• WHAT IS REQUIRED: Repeat every line exactly, keeping the pictures out of the copy.

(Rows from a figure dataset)
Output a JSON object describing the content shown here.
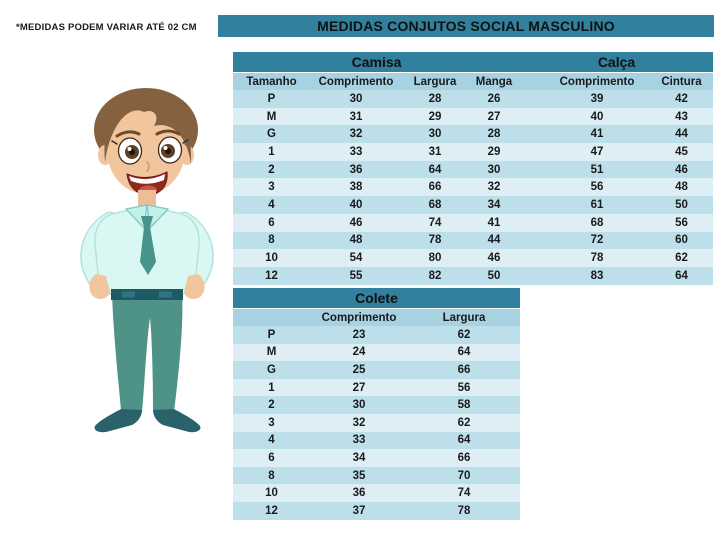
{
  "note": "*MEDIDAS PODEM VARIAR ATÉ 02 CM",
  "title": "MEDIDAS CONJUTOS SOCIAL MASCULINO",
  "main_table": {
    "groups": {
      "camisa": "Camisa",
      "calca": "Calça"
    },
    "columns": [
      "Tamanho",
      "Comprimento",
      "Largura",
      "Manga",
      "",
      "Comprimento",
      "Cintura"
    ],
    "rows": [
      [
        "P",
        "30",
        "28",
        "26",
        "",
        "39",
        "42"
      ],
      [
        "M",
        "31",
        "29",
        "27",
        "",
        "40",
        "43"
      ],
      [
        "G",
        "32",
        "30",
        "28",
        "",
        "41",
        "44"
      ],
      [
        "1",
        "33",
        "31",
        "29",
        "",
        "47",
        "45"
      ],
      [
        "2",
        "36",
        "64",
        "30",
        "",
        "51",
        "46"
      ],
      [
        "3",
        "38",
        "66",
        "32",
        "",
        "56",
        "48"
      ],
      [
        "4",
        "40",
        "68",
        "34",
        "",
        "61",
        "50"
      ],
      [
        "6",
        "46",
        "74",
        "41",
        "",
        "68",
        "56"
      ],
      [
        "8",
        "48",
        "78",
        "44",
        "",
        "72",
        "60"
      ],
      [
        "10",
        "54",
        "80",
        "46",
        "",
        "78",
        "62"
      ],
      [
        "12",
        "55",
        "82",
        "50",
        "",
        "83",
        "64"
      ]
    ]
  },
  "colete_table": {
    "title": "Colete",
    "columns": [
      "",
      "Comprimento",
      "Largura"
    ],
    "rows": [
      [
        "P",
        "23",
        "62"
      ],
      [
        "M",
        "24",
        "64"
      ],
      [
        "G",
        "25",
        "66"
      ],
      [
        "1",
        "27",
        "56"
      ],
      [
        "2",
        "30",
        "58"
      ],
      [
        "3",
        "32",
        "62"
      ],
      [
        "4",
        "33",
        "64"
      ],
      [
        "6",
        "34",
        "66"
      ],
      [
        "8",
        "35",
        "70"
      ],
      [
        "10",
        "36",
        "74"
      ],
      [
        "12",
        "37",
        "78"
      ]
    ]
  },
  "colors": {
    "header_teal": "#31809d",
    "column_header_bg": "#a7d2e2",
    "row_dark": "#bcdfe9",
    "row_light": "#ddeff5",
    "text": "#1a1a1a"
  },
  "illustration": {
    "name": "boy-cartoon"
  }
}
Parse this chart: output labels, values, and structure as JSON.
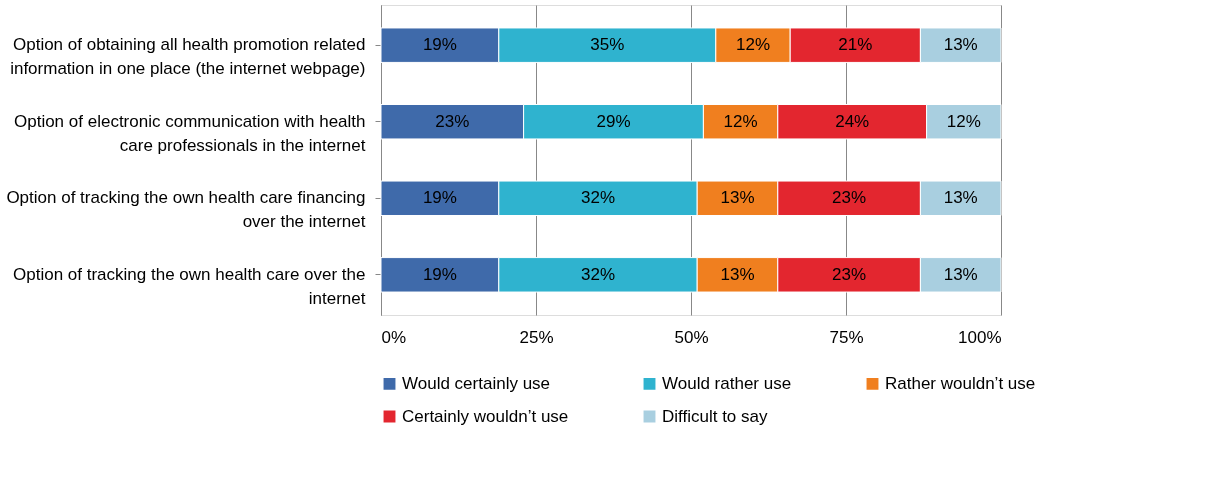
{
  "chart_data": {
    "type": "bar",
    "orientation": "horizontal",
    "stacked": true,
    "categories": [
      "Option of obtaining all health promotion related information in one place (the internet webpage)",
      "Option of electronic communication with health care professionals in the internet",
      "Option of tracking the own health care financing over the internet",
      "Option of tracking the own health care over the internet"
    ],
    "series": [
      {
        "name": "Would certainly use",
        "color": "#3f6aaa",
        "values": [
          19,
          23,
          19,
          19
        ],
        "value_labels": [
          "19%",
          "23%",
          "19%",
          "19%"
        ]
      },
      {
        "name": "Would rather use",
        "color": "#2fb3cf",
        "values": [
          35,
          29,
          32,
          32
        ],
        "value_labels": [
          "35%",
          "29%",
          "32%",
          "32%"
        ]
      },
      {
        "name": "Rather wouldn’t use",
        "color": "#f07f1f",
        "values": [
          12,
          12,
          13,
          13
        ],
        "value_labels": [
          "12%",
          "12%",
          "13%",
          "13%"
        ]
      },
      {
        "name": "Certainly wouldn’t use",
        "color": "#e3262f",
        "values": [
          21,
          24,
          23,
          23
        ],
        "value_labels": [
          "21%",
          "24%",
          "23%",
          "23%"
        ]
      },
      {
        "name": "Difficult to say",
        "color": "#a9cfe0",
        "values": [
          13,
          12,
          13,
          13
        ],
        "value_labels": [
          "13%",
          "12%",
          "13%",
          "13%"
        ]
      }
    ],
    "xlim": [
      0,
      100
    ],
    "xticks": [
      {
        "value": 0,
        "label": "0%"
      },
      {
        "value": 25,
        "label": "25%"
      },
      {
        "value": 50,
        "label": "50%"
      },
      {
        "value": 75,
        "label": "75%"
      },
      {
        "value": 100,
        "label": "100%"
      }
    ],
    "grid": "x",
    "legend": "bottom"
  }
}
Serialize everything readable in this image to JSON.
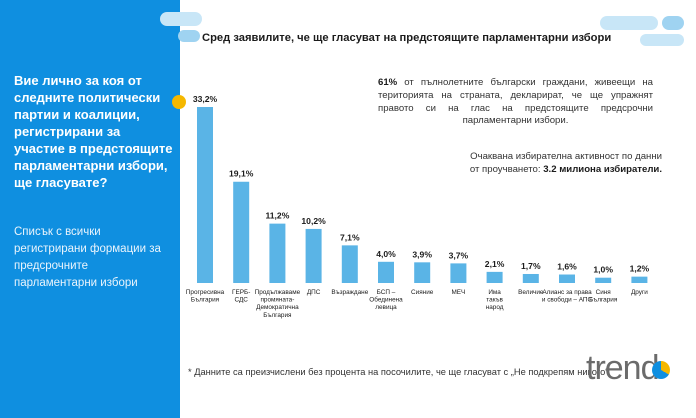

• RESPONSE BELOW:
Output a JSON object describing the content shown here.
{
  "note": "*MEDIDAS PODEM VARIAR ATÉ 02 CM",
  "title": "MEDIDAS CONJUTOS SOCIAL MASCULINO",
  "main_table": {
    "groups": {
      "camisa": "Camisa",
      "calca": "Calça"
    },
    "columns": [
      "Tamanho",
      "Comprimento",
      "Largura",
      "Manga",
      "",
      "Comprimento",
      "Cintura"
    ],
    "rows": [
      [
        "P",
        "30",
        "28",
        "26",
        "",
        "39",
        "42"
      ],
      [
        "M",
        "31",
        "29",
        "27",
        "",
        "40",
        "43"
      ],
      [
        "G",
        "32",
        "30",
        "28",
        "",
        "41",
        "44"
      ],
      [
        "1",
        "33",
        "31",
        "29",
        "",
        "47",
        "45"
      ],
      [
        "2",
        "36",
        "64",
        "30",
        "",
        "51",
        "46"
      ],
      [
        "3",
        "38",
        "66",
        "32",
        "",
        "56",
        "48"
      ],
      [
        "4",
        "40",
        "68",
        "34",
        "",
        "61",
        "50"
      ],
      [
        "6",
        "46",
        "74",
        "41",
        "",
        "68",
        "56"
      ],
      [
        "8",
        "48",
        "78",
        "44",
        "",
        "72",
        "60"
      ],
      [
        "10",
        "54",
        "80",
        "46",
        "",
        "78",
        "62"
      ],
      [
        "12",
        "55",
        "82",
        "50",
        "",
        "83",
        "64"
      ]
    ]
  },
  "colete_table": {
    "title": "Colete",
    "columns": [
      "",
      "Comprimento",
      "Largura"
    ],
    "rows": [
      [
        "P",
        "23",
        "62"
      ],
      [
        "M",
        "24",
        "64"
      ],
      [
        "G",
        "25",
        "66"
      ],
      [
        "1",
        "27",
        "56"
      ],
      [
        "2",
        "30",
        "58"
      ],
      [
        "3",
        "32",
        "62"
      ],
      [
        "4",
        "33",
        "64"
      ],
      [
        "6",
        "34",
        "66"
      ],
      [
        "8",
        "35",
        "70"
      ],
      [
        "10",
        "36",
        "74"
      ],
      [
        "12",
        "37",
        "78"
      ]
    ]
  },
  "colors": {
    "header_teal": "#31809d",
    "column_header_bg": "#a7d2e2",
    "row_dark": "#bcdfe9",
    "row_light": "#ddeff5",
    "text": "#1a1a1a"
  },
  "illustration": {
    "name": "boy-cartoon"
  }
}
Parse this chart: output labels, values, and structure as JSON.
{
  "chart_data": {
    "type": "bar",
    "orientation": "horizontal",
    "stacked": true,
    "categories": [
      "Option of obtaining all health promotion related information in one place (the internet webpage)",
      "Option of electronic communication with health care professionals in the internet",
      "Option of tracking the own health care financing over the internet",
      "Option of tracking the own health care over the internet"
    ],
    "series": [
      {
        "name": "Would certainly use",
        "color": "#3f6aaa",
        "values": [
          19,
          23,
          19,
          19
        ],
        "value_labels": [
          "19%",
          "23%",
          "19%",
          "19%"
        ]
      },
      {
        "name": "Would rather use",
        "color": "#2fb3cf",
        "values": [
          35,
          29,
          32,
          32
        ],
        "value_labels": [
          "35%",
          "29%",
          "32%",
          "32%"
        ]
      },
      {
        "name": "Rather wouldn’t use",
        "color": "#f07f1f",
        "values": [
          12,
          12,
          13,
          13
        ],
        "value_labels": [
          "12%",
          "12%",
          "13%",
          "13%"
        ]
      },
      {
        "name": "Certainly wouldn’t use",
        "color": "#e3262f",
        "values": [
          21,
          24,
          23,
          23
        ],
        "value_labels": [
          "21%",
          "24%",
          "23%",
          "23%"
        ]
      },
      {
        "name": "Difficult to say",
        "color": "#a9cfe0",
        "values": [
          13,
          12,
          13,
          13
        ],
        "value_labels": [
          "13%",
          "12%",
          "13%",
          "13%"
        ]
      }
    ],
    "xlim": [
      0,
      100
    ],
    "xticks": [
      {
        "value": 0,
        "label": "0%"
      },
      {
        "value": 25,
        "label": "25%"
      },
      {
        "value": 50,
        "label": "50%"
      },
      {
        "value": 75,
        "label": "75%"
      },
      {
        "value": 100,
        "label": "100%"
      }
    ],
    "grid": "x",
    "legend": "bottom"
  }
}
Serialize everything readable in this image to JSON.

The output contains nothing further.